__What this task involves__: Gather all lines in the data that hold the string "document".

__Source records__:
+ + + + + + +

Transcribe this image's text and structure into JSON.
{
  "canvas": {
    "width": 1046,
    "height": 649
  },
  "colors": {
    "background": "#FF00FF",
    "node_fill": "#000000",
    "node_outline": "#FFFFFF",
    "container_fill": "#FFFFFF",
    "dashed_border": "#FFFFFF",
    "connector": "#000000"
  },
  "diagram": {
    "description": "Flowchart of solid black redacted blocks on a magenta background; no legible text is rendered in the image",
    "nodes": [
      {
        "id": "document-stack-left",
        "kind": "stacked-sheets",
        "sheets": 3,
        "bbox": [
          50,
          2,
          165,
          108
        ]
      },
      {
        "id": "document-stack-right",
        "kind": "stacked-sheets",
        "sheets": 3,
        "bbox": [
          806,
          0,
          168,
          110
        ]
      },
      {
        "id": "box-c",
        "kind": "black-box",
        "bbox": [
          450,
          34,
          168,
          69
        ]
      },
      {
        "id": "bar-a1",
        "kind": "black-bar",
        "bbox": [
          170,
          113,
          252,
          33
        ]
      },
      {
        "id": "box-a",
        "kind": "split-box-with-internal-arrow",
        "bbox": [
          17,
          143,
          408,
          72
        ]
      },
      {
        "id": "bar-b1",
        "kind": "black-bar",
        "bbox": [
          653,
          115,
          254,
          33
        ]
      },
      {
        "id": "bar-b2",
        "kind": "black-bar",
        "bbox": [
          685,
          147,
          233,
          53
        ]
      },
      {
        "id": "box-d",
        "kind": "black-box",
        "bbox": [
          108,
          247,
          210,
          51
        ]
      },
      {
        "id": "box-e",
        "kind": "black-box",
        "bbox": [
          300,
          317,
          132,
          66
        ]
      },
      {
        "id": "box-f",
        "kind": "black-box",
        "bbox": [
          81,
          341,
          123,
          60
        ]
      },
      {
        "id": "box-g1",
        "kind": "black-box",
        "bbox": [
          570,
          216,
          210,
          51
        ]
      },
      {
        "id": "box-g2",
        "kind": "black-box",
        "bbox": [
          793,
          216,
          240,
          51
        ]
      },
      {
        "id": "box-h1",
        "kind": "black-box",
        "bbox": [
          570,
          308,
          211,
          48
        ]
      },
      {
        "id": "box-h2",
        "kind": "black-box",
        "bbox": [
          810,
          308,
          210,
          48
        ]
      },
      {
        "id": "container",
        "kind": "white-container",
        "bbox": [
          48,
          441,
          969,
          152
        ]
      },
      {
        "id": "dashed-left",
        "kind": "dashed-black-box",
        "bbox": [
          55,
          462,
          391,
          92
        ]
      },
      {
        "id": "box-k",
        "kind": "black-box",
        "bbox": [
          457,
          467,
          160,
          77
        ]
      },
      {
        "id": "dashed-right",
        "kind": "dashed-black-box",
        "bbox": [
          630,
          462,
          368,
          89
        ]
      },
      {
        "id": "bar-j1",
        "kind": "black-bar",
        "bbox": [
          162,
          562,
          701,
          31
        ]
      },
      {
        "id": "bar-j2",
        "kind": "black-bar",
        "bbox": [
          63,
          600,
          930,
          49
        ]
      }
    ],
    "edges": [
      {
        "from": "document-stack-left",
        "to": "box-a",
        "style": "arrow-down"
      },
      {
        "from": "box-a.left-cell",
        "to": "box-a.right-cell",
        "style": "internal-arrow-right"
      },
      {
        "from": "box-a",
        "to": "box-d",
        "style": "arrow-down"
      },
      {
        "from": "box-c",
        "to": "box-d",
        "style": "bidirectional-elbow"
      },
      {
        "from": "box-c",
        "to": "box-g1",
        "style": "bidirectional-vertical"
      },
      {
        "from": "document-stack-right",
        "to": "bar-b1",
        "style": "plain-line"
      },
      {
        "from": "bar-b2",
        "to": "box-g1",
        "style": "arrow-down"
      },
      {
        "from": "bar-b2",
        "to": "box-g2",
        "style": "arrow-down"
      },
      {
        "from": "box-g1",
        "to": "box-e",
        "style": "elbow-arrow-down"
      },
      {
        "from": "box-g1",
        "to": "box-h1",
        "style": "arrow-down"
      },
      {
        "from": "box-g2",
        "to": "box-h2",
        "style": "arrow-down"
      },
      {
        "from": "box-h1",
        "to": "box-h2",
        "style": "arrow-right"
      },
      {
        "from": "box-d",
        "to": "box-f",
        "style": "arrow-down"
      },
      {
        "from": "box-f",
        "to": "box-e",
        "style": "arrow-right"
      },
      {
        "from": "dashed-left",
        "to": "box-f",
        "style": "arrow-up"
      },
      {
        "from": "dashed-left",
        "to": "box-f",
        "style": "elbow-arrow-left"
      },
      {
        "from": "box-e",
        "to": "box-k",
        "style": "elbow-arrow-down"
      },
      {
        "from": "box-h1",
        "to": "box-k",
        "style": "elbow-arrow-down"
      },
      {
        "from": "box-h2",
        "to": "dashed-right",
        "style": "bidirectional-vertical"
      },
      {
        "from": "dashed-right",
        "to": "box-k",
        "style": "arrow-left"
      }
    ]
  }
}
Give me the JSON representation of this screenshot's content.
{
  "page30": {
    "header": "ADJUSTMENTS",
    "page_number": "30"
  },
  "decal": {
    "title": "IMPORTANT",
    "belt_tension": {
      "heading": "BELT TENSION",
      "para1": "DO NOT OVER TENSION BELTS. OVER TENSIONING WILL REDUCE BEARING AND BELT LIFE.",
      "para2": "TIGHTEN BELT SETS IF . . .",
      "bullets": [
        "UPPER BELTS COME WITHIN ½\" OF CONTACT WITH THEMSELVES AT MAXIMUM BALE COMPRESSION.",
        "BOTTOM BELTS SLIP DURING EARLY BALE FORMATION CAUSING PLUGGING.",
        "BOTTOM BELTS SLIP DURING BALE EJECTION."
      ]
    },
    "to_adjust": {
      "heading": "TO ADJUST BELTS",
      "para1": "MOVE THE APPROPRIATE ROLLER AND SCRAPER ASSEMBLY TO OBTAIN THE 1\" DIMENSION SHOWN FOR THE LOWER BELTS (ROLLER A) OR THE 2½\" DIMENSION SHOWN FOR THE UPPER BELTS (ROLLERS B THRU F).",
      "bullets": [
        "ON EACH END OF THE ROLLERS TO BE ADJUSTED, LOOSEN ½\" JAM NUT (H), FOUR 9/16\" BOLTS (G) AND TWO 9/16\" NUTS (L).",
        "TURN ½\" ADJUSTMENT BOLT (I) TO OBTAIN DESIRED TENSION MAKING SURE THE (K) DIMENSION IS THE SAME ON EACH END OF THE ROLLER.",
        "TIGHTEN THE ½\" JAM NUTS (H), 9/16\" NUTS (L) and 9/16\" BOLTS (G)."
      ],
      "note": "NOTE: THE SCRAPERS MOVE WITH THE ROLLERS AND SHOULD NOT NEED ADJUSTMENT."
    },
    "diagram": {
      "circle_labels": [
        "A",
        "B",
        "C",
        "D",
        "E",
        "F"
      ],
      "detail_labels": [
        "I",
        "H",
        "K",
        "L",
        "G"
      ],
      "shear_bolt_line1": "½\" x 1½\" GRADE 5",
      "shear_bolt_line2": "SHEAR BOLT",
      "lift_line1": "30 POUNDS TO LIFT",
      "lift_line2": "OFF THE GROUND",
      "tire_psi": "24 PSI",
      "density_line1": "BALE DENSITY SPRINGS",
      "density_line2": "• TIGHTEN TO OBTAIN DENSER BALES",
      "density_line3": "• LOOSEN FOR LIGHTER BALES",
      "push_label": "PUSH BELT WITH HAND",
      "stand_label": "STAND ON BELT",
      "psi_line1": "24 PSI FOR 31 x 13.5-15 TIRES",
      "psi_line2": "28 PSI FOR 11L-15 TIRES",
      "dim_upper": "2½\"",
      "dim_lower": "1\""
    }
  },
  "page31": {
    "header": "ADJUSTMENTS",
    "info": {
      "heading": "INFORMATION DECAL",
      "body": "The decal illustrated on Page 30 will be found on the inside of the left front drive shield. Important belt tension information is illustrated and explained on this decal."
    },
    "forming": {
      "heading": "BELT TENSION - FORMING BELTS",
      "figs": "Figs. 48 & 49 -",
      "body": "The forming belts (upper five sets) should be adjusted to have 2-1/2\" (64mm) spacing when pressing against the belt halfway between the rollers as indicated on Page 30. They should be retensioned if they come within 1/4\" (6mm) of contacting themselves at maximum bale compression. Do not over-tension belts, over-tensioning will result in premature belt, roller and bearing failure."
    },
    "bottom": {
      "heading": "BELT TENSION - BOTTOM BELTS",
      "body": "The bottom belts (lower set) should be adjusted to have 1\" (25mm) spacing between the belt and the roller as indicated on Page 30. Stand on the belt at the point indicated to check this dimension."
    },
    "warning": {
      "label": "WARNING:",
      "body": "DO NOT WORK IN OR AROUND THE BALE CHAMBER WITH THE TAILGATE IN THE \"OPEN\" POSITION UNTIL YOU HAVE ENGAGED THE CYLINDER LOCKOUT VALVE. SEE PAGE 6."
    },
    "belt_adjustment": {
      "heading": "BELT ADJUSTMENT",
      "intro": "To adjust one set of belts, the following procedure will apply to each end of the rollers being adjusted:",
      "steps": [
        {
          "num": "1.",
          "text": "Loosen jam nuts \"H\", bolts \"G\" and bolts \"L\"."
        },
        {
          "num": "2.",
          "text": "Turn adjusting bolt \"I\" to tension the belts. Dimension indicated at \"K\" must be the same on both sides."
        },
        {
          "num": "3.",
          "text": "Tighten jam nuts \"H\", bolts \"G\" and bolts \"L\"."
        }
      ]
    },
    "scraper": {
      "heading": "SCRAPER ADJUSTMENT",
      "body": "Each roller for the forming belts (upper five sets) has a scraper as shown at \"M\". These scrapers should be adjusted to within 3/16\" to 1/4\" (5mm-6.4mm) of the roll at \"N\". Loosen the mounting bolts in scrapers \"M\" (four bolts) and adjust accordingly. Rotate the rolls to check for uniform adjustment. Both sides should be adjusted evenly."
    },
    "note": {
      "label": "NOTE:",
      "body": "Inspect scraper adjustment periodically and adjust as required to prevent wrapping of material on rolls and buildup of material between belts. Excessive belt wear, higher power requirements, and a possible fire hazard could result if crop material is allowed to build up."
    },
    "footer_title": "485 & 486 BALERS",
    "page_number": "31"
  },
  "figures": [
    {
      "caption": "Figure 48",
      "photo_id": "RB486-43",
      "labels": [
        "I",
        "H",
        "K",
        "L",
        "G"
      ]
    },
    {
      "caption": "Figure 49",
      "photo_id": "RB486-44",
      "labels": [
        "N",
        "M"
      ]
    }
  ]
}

+ + + + + + +

__The completed task__:
        "id": "document-stack-left",
        "id": "document-stack-right",
        "from": "document-stack-left",
        "from": "document-stack-right",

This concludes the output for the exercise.